### [DO THIS]
Your task is to copy the listing exactly. Drop any pictures from the copy.

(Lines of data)
=======

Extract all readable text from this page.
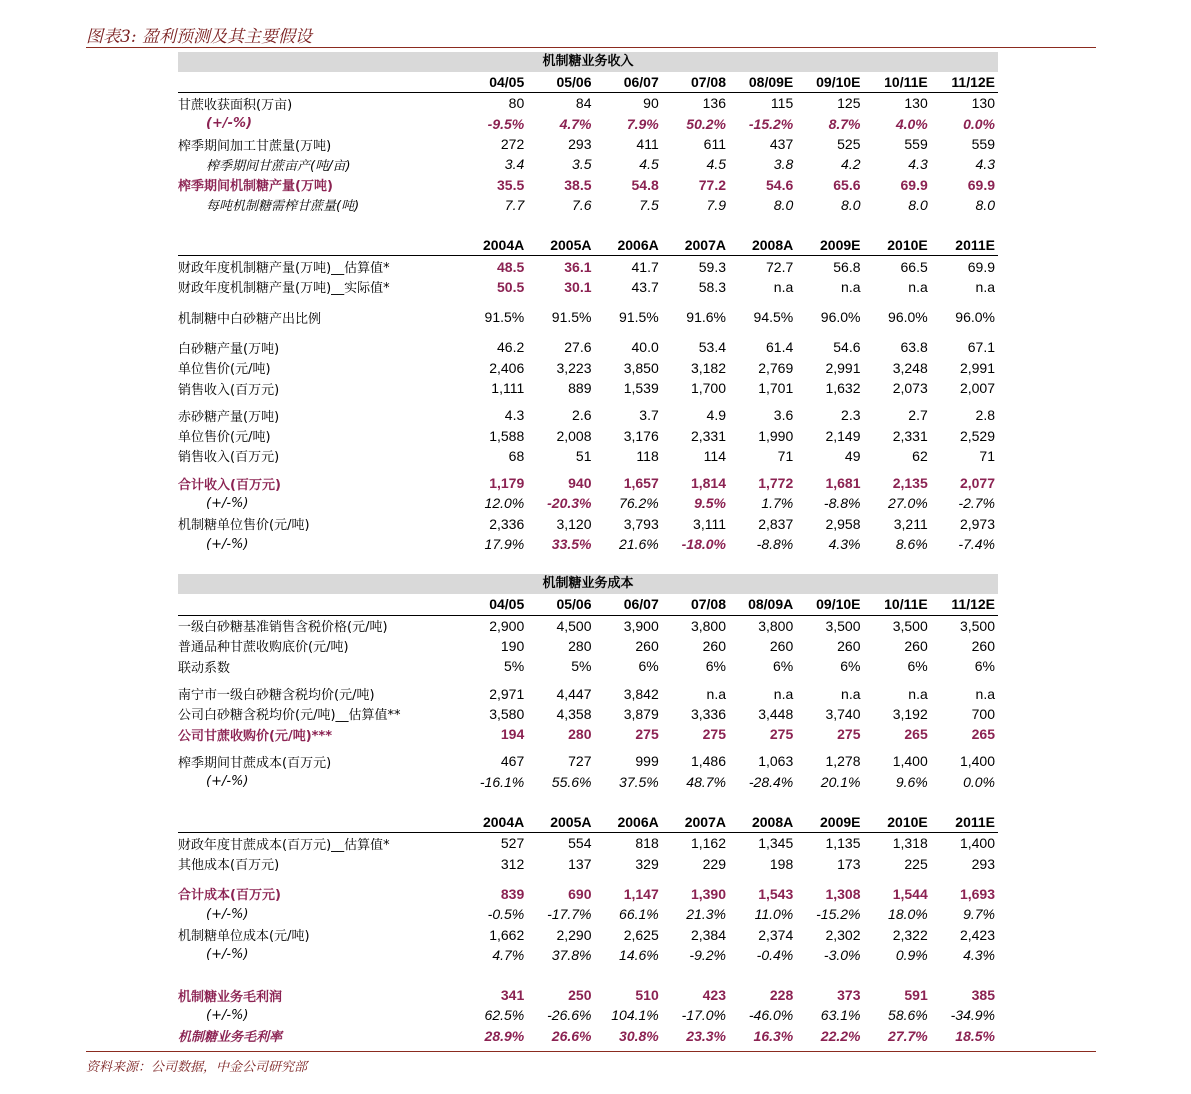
图表3: 盈利预测及其主要假设
机制糖业务收入
04/05	05/06	06/07	07/08	08/09E	09/10E	10/11E	11/12E
甘蔗收获面积(万亩)	80	84	90	136	115	125	130	130
(+/-%)	-9.5%	4.7%	7.9%	50.2%	-15.2%	8.7%	4.0%	0.0%
榨季期间加工甘蔗量(万吨)	272	293	411	611	437	525	559	559
榨季期间甘蔗亩产(吨/亩)	3.4	3.5	4.5	4.5	3.8	4.2	4.3	4.3
榨季期间机制糖产量(万吨)	35.5	38.5	54.8	77.2	54.6	65.6	69.9	69.9
每吨机制糖需榨甘蔗量(吨)	7.7	7.6	7.5	7.9	8.0	8.0	8.0	8.0
2004A	2005A	2006A	2007A	2008A	2009E	2010E	2011E
财政年度机制糖产量(万吨)__估算值*	48.5	36.1	41.7	59.3	72.7	56.8	66.5	69.9
财政年度机制糖产量(万吨)__实际值*	50.5	30.1	43.7	58.3	n.a	n.a	n.a	n.a
机制糖中白砂糖产出比例	91.5%	91.5%	91.5%	91.6%	94.5%	96.0%	96.0%	96.0%
白砂糖产量(万吨)	46.2	27.6	40.0	53.4	61.4	54.6	63.8	67.1
单位售价(元/吨)	2,406	3,223	3,850	3,182	2,769	2,991	3,248	2,991
销售收入(百万元)	1,111	889	1,539	1,700	1,701	1,632	2,073	2,007
赤砂糖产量(万吨)	4.3	2.6	3.7	4.9	3.6	2.3	2.7	2.8
单位售价(元/吨)	1,588	2,008	3,176	2,331	1,990	2,149	2,331	2,529
销售收入(百万元)	68	51	118	114	71	49	62	71
合计收入(百万元)	1,179	940	1,657	1,814	1,772	1,681	2,135	2,077
(+/-%)	12.0%	-20.3%	76.2%	9.5%	1.7%	-8.8%	27.0%	-2.7%
机制糖单位售价(元/吨)	2,336	3,120	3,793	3,111	2,837	2,958	3,211	2,973
(+/-%)	17.9%	33.5%	21.6%	-18.0%	-8.8%	4.3%	8.6%	-7.4%
机制糖业务成本
04/05	05/06	06/07	07/08	08/09A	09/10E	10/11E	11/12E
一级白砂糖基准销售含税价格(元/吨)	2,900	4,500	3,900	3,800	3,800	3,500	3,500	3,500
普通品种甘蔗收购底价(元/吨)	190	280	260	260	260	260	260	260
联动系数	5%	5%	6%	6%	6%	6%	6%	6%
南宁市一级白砂糖含税均价(元/吨)	2,971	4,447	3,842	n.a	n.a	n.a	n.a	n.a
公司白砂糖含税均价(元/吨)__估算值**	3,580	4,358	3,879	3,336	3,448	3,740	3,192	700
公司甘蔗收购价(元/吨)***	194	280	275	275	275	275	265	265
榨季期间甘蔗成本(百万元)	467	727	999	1,486	1,063	1,278	1,400	1,400
(+/-%)	-16.1%	55.6%	37.5%	48.7%	-28.4%	20.1%	9.6%	0.0%
2004A	2005A	2006A	2007A	2008A	2009E	2010E	2011E
财政年度甘蔗成本(百万元)__估算值*	527	554	818	1,162	1,345	1,135	1,318	1,400
其他成本(百万元)	312	137	329	229	198	173	225	293
合计成本(百万元)	839	690	1,147	1,390	1,543	1,308	1,544	1,693
(+/-%)	-0.5%	-17.7%	66.1%	21.3%	11.0%	-15.2%	18.0%	9.7%
机制糖单位成本(元/吨)	1,662	2,290	2,625	2,384	2,374	2,302	2,322	2,423
(+/-%)	4.7%	37.8%	14.6%	-9.2%	-0.4%	-3.0%	0.9%	4.3%
机制糖业务毛利润	341	250	510	423	228	373	591	385
(+/-%)	62.5%	-26.6%	104.1%	-17.0%	-46.0%	63.1%	58.6%	-34.9%
机制糖业务毛利率	28.9%	26.6%	30.8%	23.3%	16.3%	22.2%	27.7%	18.5%
资料来源：公司数据，中金公司研究部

=======

### [RESULT FOR THIS TASK]
Extract all readable text from this page.
图表3: 盈利预测及其主要假设
机制糖业务收入
04/05	05/06	06/07	07/08	08/09E	09/10E	10/11E	11/12E
甘蔗收获面积(万亩)	80	84	90	136	115	125	130	130
(+/-%)	-9.5%	4.7%	7.9%	50.2%	-15.2%	8.7%	4.0%	0.0%
榨季期间加工甘蔗量(万吨)	272	293	411	611	437	525	559	559
榨季期间甘蔗亩产(吨/亩)	3.4	3.5	4.5	4.5	3.8	4.2	4.3	4.3
榨季期间机制糖产量(万吨)	35.5	38.5	54.8	77.2	54.6	65.6	69.9	69.9
每吨机制糖需榨甘蔗量(吨)	7.7	7.6	7.5	7.9	8.0	8.0	8.0	8.0
2004A	2005A	2006A	2007A	2008A	2009E	2010E	2011E
财政年度机制糖产量(万吨)__估算值*	48.5	36.1	41.7	59.3	72.7	56.8	66.5	69.9
财政年度机制糖产量(万吨)__实际值*	50.5	30.1	43.7	58.3	n.a	n.a	n.a	n.a
机制糖中白砂糖产出比例	91.5%	91.5%	91.5%	91.6%	94.5%	96.0%	96.0%	96.0%
白砂糖产量(万吨)	46.2	27.6	40.0	53.4	61.4	54.6	63.8	67.1
单位售价(元/吨)	2,406	3,223	3,850	3,182	2,769	2,991	3,248	2,991
销售收入(百万元)	1,111	889	1,539	1,700	1,701	1,632	2,073	2,007
赤砂糖产量(万吨)	4.3	2.6	3.7	4.9	3.6	2.3	2.7	2.8
单位售价(元/吨)	1,588	2,008	3,176	2,331	1,990	2,149	2,331	2,529
销售收入(百万元)	68	51	118	114	71	49	62	71
合计收入(百万元)	1,179	940	1,657	1,814	1,772	1,681	2,135	2,077
(+/-%)	12.0%	-20.3%	76.2%	9.5%	1.7%	-8.8%	27.0%	-2.7%
机制糖单位售价(元/吨)	2,336	3,120	3,793	3,111	2,837	2,958	3,211	2,973
(+/-%)	17.9%	33.5%	21.6%	-18.0%	-8.8%	4.3%	8.6%	-7.4%
机制糖业务成本
04/05	05/06	06/07	07/08	08/09A	09/10E	10/11E	11/12E
一级白砂糖基准销售含税价格(元/吨)	2,900	4,500	3,900	3,800	3,800	3,500	3,500	3,500
普通品种甘蔗收购底价(元/吨)	190	280	260	260	260	260	260	260
联动系数	5%	5%	6%	6%	6%	6%	6%	6%
南宁市一级白砂糖含税均价(元/吨)	2,971	4,447	3,842	n.a	n.a	n.a	n.a	n.a
公司白砂糖含税均价(元/吨)__估算值**	3,580	4,358	3,879	3,336	3,448	3,740	3,192	700
公司甘蔗收购价(元/吨)***	194	280	275	275	275	275	265	265
榨季期间甘蔗成本(百万元)	467	727	999	1,486	1,063	1,278	1,400	1,400
(+/-%)	-16.1%	55.6%	37.5%	48.7%	-28.4%	20.1%	9.6%	0.0%
2004A	2005A	2006A	2007A	2008A	2009E	2010E	2011E
财政年度甘蔗成本(百万元)__估算值*	527	554	818	1,162	1,345	1,135	1,318	1,400
其他成本(百万元)	312	137	329	229	198	173	225	293
合计成本(百万元)	839	690	1,147	1,390	1,543	1,308	1,544	1,693
(+/-%)	-0.5%	-17.7%	66.1%	21.3%	11.0%	-15.2%	18.0%	9.7%
机制糖单位成本(元/吨)	1,662	2,290	2,625	2,384	2,374	2,302	2,322	2,423
(+/-%)	4.7%	37.8%	14.6%	-9.2%	-0.4%	-3.0%	0.9%	4.3%
机制糖业务毛利润	341	250	510	423	228	373	591	385
(+/-%)	62.5%	-26.6%	104.1%	-17.0%	-46.0%	63.1%	58.6%	-34.9%
机制糖业务毛利率	28.9%	26.6%	30.8%	23.3%	16.3%	22.2%	27.7%	18.5%
资料来源：公司数据，中金公司研究部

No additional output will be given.